Stated exercise: Only lines holding the string "marker" are wanted; copy each one from the material.

--- begin Data for processing ---

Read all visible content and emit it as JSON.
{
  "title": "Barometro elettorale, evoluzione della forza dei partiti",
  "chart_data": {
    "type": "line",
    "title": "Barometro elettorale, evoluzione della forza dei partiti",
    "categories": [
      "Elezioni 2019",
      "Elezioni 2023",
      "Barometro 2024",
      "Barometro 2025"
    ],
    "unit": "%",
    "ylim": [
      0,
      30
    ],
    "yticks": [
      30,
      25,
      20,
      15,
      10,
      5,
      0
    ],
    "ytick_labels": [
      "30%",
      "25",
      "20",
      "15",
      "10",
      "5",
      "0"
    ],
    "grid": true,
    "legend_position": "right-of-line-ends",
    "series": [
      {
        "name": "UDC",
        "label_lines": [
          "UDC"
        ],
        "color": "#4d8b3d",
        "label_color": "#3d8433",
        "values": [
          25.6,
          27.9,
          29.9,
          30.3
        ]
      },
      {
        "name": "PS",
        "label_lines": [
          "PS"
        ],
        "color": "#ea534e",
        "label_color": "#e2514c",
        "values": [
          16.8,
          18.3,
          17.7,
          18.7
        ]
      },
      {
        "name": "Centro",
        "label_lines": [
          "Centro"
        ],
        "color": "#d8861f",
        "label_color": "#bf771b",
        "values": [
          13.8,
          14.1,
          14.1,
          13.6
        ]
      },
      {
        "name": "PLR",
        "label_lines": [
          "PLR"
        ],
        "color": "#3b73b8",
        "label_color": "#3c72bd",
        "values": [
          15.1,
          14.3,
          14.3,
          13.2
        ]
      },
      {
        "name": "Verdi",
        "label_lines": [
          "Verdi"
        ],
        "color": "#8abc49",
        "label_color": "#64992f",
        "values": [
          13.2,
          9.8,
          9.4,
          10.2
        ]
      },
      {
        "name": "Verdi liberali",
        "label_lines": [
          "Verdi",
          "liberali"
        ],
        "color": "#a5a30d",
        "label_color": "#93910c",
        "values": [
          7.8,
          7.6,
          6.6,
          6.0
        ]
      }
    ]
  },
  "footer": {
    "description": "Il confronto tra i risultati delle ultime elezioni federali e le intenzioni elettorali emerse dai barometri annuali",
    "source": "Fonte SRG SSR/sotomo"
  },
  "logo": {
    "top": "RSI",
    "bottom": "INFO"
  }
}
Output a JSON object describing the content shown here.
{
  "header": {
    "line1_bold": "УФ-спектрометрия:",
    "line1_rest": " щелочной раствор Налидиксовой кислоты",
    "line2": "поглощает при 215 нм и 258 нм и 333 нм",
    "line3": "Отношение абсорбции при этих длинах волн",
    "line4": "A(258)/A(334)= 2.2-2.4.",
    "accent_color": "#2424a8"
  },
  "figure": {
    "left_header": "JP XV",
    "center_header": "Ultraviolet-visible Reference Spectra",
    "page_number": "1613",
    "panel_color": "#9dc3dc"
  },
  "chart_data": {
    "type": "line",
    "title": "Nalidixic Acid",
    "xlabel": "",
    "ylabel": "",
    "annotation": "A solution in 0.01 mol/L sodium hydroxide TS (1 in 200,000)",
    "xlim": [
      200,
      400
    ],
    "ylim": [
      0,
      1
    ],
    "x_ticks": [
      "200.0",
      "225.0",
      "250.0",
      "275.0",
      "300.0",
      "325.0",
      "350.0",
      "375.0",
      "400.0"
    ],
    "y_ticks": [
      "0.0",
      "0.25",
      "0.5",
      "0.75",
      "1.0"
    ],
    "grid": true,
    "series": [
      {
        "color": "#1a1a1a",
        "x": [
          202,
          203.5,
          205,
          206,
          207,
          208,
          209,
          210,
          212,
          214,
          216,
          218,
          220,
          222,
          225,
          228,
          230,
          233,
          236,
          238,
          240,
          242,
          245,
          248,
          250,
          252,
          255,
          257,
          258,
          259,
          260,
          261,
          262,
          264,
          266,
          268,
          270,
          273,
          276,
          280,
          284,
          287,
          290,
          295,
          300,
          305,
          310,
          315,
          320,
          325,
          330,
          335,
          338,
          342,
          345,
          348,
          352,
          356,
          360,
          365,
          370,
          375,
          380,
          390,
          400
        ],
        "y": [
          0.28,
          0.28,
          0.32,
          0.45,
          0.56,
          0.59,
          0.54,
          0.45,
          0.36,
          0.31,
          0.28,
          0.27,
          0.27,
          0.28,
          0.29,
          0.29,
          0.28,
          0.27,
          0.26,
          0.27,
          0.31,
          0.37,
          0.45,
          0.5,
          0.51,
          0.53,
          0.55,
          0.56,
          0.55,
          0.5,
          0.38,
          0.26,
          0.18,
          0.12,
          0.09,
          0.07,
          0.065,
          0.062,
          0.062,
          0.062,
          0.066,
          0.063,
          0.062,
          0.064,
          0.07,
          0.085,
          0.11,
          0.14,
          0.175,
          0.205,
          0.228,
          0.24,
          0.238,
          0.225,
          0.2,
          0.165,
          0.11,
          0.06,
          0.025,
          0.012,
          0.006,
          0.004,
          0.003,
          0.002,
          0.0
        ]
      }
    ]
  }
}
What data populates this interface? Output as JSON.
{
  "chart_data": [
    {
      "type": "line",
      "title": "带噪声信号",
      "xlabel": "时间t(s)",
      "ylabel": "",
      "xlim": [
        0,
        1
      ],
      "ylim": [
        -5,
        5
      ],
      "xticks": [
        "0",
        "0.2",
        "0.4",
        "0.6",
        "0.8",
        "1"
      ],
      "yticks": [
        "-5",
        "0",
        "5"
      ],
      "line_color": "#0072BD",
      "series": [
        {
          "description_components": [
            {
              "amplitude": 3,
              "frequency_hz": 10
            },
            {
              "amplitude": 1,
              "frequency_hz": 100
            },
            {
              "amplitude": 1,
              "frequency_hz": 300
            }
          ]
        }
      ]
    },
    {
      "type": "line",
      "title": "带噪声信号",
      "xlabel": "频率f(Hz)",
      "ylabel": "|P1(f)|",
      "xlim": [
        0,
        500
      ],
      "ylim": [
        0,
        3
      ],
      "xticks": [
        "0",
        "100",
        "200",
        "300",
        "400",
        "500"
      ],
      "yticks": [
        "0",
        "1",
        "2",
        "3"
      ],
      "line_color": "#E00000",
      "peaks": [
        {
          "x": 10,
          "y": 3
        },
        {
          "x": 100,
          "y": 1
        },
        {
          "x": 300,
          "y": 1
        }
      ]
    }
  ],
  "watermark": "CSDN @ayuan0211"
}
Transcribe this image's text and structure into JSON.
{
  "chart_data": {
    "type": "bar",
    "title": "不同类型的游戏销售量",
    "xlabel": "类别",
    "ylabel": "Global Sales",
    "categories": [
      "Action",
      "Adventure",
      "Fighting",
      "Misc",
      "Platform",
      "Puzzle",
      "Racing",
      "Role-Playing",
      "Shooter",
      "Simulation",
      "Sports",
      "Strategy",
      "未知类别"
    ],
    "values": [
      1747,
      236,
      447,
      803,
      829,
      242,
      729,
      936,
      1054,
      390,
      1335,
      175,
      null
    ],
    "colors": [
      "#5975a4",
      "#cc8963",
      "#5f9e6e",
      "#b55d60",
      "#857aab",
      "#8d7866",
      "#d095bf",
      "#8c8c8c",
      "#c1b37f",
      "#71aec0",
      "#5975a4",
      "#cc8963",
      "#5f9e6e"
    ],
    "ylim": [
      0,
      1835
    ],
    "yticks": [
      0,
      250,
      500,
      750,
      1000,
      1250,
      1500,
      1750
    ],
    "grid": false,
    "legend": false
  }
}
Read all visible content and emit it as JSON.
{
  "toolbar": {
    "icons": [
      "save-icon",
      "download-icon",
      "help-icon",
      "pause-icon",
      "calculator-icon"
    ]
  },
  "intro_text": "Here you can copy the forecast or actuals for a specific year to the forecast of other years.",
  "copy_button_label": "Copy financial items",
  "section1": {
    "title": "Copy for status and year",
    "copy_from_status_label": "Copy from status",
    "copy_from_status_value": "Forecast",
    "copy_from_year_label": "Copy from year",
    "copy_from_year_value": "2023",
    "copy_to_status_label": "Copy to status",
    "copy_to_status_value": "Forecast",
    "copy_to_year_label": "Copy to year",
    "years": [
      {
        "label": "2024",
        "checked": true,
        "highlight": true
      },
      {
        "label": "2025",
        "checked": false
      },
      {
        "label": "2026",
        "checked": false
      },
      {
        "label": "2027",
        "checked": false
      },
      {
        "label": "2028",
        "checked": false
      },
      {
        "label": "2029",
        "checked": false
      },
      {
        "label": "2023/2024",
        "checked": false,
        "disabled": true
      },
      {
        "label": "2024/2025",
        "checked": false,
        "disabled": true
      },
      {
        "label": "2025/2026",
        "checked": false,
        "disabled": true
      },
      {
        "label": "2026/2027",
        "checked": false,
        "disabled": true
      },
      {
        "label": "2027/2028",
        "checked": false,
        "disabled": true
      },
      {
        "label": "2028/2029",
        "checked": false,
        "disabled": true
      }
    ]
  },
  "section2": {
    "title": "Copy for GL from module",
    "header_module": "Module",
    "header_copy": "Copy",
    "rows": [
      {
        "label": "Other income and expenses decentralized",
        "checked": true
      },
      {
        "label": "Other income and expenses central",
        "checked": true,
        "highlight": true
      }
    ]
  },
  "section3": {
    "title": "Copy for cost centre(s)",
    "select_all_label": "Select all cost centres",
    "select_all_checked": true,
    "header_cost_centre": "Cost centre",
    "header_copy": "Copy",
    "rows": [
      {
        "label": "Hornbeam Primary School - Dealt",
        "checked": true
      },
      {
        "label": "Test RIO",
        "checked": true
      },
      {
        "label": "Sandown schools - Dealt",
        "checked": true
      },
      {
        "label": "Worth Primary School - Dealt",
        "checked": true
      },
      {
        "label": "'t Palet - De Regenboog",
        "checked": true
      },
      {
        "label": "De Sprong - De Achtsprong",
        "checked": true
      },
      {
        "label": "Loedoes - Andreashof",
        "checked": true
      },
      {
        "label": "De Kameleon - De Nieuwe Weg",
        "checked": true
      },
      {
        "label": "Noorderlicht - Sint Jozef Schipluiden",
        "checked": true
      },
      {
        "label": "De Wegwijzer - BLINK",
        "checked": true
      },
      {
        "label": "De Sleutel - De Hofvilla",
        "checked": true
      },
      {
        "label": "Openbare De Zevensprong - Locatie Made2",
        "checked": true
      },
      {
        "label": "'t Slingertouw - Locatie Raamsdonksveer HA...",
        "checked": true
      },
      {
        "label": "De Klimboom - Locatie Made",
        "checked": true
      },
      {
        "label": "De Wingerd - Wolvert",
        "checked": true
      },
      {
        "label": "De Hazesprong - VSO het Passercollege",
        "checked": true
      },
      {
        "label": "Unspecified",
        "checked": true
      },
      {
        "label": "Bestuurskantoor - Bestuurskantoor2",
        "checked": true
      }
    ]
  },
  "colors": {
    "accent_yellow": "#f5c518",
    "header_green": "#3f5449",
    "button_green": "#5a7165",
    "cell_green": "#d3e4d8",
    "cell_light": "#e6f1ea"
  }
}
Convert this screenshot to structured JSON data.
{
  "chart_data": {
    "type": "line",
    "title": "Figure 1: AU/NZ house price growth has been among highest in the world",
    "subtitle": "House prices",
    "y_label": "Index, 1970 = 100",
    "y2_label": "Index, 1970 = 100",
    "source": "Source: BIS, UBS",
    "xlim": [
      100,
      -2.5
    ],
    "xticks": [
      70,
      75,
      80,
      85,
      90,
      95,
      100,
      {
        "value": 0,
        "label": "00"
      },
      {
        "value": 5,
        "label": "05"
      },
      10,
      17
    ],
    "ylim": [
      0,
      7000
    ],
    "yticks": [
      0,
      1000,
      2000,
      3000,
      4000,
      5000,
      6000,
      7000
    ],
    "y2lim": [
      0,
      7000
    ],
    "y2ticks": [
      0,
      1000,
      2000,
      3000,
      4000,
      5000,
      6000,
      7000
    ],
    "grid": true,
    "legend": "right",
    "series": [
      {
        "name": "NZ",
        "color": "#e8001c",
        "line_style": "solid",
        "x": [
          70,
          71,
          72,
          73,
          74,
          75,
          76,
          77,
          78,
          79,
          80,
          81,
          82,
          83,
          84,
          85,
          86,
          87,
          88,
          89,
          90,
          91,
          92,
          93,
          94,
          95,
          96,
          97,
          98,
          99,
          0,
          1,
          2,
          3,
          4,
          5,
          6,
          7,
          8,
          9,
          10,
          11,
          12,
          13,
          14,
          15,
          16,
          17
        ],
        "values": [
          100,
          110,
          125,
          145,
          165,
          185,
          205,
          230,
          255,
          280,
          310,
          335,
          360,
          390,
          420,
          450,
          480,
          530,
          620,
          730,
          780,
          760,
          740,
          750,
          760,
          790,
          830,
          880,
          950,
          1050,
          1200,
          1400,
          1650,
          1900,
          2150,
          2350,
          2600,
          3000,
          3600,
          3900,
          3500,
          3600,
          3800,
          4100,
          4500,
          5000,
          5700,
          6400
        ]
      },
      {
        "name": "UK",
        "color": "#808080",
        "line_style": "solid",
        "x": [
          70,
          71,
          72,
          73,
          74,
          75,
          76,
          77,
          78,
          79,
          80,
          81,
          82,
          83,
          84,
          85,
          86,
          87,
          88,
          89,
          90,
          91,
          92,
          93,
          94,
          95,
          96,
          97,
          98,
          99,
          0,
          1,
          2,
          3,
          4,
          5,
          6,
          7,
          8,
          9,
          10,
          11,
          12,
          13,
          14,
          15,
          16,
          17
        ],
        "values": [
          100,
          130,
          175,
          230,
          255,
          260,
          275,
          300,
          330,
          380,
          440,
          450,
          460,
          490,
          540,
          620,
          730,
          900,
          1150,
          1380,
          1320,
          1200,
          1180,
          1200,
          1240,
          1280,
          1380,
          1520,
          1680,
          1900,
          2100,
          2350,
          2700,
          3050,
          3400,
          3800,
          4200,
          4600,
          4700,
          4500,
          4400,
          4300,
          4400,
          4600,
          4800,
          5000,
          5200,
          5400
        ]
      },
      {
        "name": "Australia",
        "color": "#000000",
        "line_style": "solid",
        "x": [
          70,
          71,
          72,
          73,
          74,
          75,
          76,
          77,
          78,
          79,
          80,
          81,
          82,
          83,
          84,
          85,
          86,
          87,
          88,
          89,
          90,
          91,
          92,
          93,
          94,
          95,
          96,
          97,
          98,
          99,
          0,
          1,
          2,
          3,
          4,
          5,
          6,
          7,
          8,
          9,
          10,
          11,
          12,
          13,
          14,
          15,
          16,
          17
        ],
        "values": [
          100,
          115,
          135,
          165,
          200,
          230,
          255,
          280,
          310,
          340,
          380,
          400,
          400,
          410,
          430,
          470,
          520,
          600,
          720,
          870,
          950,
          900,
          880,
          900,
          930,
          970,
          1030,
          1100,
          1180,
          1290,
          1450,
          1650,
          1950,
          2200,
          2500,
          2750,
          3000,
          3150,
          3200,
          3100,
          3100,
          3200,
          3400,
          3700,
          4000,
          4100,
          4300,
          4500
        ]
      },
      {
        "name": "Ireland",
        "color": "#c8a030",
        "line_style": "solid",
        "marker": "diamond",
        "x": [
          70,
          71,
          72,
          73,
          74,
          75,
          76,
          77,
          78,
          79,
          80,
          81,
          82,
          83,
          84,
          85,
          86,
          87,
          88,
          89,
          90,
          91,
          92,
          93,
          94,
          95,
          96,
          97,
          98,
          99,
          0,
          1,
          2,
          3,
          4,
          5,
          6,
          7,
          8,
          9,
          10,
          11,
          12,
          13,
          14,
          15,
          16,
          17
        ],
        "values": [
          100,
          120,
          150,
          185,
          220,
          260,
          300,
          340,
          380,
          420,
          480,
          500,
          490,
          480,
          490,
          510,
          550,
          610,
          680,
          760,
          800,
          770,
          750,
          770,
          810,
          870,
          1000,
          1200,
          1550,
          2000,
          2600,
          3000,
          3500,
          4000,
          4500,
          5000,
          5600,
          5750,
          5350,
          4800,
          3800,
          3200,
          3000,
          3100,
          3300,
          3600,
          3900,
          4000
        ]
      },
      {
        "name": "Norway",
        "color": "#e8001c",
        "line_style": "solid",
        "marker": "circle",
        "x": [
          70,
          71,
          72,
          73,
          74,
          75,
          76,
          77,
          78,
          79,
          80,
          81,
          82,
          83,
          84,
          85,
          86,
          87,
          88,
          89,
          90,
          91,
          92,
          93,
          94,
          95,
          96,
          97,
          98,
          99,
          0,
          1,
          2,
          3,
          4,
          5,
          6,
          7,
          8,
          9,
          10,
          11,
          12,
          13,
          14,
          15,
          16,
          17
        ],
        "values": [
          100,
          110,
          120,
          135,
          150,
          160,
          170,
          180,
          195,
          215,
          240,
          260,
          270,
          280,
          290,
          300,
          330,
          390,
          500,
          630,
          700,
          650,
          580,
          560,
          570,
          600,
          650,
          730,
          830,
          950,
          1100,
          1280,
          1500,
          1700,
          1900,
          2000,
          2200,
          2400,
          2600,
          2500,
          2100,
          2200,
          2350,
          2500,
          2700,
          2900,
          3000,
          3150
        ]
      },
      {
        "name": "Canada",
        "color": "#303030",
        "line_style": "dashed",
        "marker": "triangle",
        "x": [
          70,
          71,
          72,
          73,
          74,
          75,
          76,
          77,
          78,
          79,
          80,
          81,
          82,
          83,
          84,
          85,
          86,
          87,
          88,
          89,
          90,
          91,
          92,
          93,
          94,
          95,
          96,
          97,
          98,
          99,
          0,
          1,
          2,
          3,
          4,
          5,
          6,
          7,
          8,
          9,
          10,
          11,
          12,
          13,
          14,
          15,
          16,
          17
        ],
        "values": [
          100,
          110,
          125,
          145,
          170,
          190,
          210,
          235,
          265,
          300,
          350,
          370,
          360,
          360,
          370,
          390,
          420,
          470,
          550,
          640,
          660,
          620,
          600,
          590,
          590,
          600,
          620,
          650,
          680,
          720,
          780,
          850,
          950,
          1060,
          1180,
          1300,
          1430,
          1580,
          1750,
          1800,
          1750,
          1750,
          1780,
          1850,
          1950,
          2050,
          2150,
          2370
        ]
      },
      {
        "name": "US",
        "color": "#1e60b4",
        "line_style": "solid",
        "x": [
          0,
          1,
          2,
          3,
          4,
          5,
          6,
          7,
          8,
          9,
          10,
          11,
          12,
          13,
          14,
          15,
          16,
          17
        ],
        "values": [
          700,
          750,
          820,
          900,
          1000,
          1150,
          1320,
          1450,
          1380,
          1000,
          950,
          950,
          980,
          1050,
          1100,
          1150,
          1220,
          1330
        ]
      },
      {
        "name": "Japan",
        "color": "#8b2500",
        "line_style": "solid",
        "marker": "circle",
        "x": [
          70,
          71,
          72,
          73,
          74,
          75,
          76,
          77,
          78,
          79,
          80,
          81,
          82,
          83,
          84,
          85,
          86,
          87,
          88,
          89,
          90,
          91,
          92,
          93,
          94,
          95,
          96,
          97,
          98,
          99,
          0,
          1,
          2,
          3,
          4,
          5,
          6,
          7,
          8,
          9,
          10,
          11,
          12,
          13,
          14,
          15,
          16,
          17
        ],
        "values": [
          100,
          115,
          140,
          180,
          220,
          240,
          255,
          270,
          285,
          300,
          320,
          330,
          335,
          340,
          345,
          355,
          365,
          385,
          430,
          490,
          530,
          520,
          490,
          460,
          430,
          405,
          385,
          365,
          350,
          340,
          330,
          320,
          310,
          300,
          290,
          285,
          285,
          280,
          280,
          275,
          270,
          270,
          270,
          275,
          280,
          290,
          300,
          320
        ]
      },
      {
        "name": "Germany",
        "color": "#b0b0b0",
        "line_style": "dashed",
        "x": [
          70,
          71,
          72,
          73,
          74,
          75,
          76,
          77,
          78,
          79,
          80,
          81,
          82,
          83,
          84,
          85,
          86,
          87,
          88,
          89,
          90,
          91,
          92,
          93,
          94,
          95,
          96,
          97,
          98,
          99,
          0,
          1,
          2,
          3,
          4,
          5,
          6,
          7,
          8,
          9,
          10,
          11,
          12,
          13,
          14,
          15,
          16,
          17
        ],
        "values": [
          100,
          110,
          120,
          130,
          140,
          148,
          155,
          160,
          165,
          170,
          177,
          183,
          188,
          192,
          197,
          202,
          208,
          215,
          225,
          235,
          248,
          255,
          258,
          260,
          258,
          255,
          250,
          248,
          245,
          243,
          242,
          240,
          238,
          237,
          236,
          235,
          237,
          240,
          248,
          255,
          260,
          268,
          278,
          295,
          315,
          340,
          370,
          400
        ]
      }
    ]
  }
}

--- end Data for processing ---

Output for this task:
        "marker": "diamond",
        "marker": "circle",
        "marker": "triangle",
        "marker": "circle",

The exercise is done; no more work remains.